■ **Records from a collection of figures**:
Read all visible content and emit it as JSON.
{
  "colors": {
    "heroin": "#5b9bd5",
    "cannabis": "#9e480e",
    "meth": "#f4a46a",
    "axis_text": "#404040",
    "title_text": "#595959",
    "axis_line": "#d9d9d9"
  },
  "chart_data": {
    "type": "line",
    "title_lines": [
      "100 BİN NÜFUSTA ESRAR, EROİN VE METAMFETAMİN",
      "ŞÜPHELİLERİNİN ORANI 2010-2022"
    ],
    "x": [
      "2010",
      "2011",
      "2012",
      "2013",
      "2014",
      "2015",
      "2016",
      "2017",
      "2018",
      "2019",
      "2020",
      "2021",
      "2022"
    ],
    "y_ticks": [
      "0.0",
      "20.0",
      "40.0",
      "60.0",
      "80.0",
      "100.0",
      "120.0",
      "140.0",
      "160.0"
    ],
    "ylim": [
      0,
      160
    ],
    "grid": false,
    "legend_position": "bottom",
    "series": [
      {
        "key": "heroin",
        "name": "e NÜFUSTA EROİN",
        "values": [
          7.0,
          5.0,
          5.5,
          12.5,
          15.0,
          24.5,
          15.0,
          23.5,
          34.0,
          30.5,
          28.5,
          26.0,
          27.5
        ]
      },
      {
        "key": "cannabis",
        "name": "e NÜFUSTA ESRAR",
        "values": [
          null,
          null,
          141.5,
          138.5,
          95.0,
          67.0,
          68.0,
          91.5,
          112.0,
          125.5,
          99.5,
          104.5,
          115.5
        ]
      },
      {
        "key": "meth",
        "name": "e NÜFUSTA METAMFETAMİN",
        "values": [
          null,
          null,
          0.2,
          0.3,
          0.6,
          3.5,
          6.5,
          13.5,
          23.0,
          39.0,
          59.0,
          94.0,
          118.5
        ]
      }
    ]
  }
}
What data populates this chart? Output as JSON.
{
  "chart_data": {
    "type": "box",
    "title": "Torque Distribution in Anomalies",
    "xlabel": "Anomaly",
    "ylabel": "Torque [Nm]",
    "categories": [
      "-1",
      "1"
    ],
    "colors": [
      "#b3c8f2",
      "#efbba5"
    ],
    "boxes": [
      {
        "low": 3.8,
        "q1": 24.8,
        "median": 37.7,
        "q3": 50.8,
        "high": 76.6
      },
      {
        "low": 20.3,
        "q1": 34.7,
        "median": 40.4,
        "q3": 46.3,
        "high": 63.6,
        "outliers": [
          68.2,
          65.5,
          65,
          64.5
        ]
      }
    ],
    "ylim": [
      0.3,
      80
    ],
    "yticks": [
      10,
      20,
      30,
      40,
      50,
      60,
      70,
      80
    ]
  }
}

■ **Given request**: Output each record precisely as given.

■ **Final answer**:
Read all visible content and emit it as JSON.
{
  "colors": {
    "heroin": "#5b9bd5",
    "cannabis": "#9e480e",
    "meth": "#f4a46a",
    "axis_text": "#404040",
    "title_text": "#595959",
    "axis_line": "#d9d9d9"
  },
  "chart_data": {
    "type": "line",
    "title_lines": [
      "100 BİN NÜFUSTA ESRAR, EROİN VE METAMFETAMİN",
      "ŞÜPHELİLERİNİN ORANI 2010-2022"
    ],
    "x": [
      "2010",
      "2011",
      "2012",
      "2013",
      "2014",
      "2015",
      "2016",
      "2017",
      "2018",
      "2019",
      "2020",
      "2021",
      "2022"
    ],
    "y_ticks": [
      "0.0",
      "20.0",
      "40.0",
      "60.0",
      "80.0",
      "100.0",
      "120.0",
      "140.0",
      "160.0"
    ],
    "ylim": [
      0,
      160
    ],
    "grid": false,
    "legend_position": "bottom",
    "series": [
      {
        "key": "heroin",
        "name": "e NÜFUSTA EROİN",
        "values": [
          7.0,
          5.0,
          5.5,
          12.5,
          15.0,
          24.5,
          15.0,
          23.5,
          34.0,
          30.5,
          28.5,
          26.0,
          27.5
        ]
      },
      {
        "key": "cannabis",
        "name": "e NÜFUSTA ESRAR",
        "values": [
          null,
          null,
          141.5,
          138.5,
          95.0,
          67.0,
          68.0,
          91.5,
          112.0,
          125.5,
          99.5,
          104.5,
          115.5
        ]
      },
      {
        "key": "meth",
        "name": "e NÜFUSTA METAMFETAMİN",
        "values": [
          null,
          null,
          0.2,
          0.3,
          0.6,
          3.5,
          6.5,
          13.5,
          23.0,
          39.0,
          59.0,
          94.0,
          118.5
        ]
      }
    ]
  }
}
What data populates this chart? Output as JSON.
{
  "chart_data": {
    "type": "box",
    "title": "Torque Distribution in Anomalies",
    "xlabel": "Anomaly",
    "ylabel": "Torque [Nm]",
    "categories": [
      "-1",
      "1"
    ],
    "colors": [
      "#b3c8f2",
      "#efbba5"
    ],
    "boxes": [
      {
        "low": 3.8,
        "q1": 24.8,
        "median": 37.7,
        "q3": 50.8,
        "high": 76.6
      },
      {
        "low": 20.3,
        "q1": 34.7,
        "median": 40.4,
        "q3": 46.3,
        "high": 63.6,
        "outliers": [
          68.2,
          65.5,
          65,
          64.5
        ]
      }
    ],
    "ylim": [
      0.3,
      80
    ],
    "yticks": [
      10,
      20,
      30,
      40,
      50,
      60,
      70,
      80
    ]
  }
}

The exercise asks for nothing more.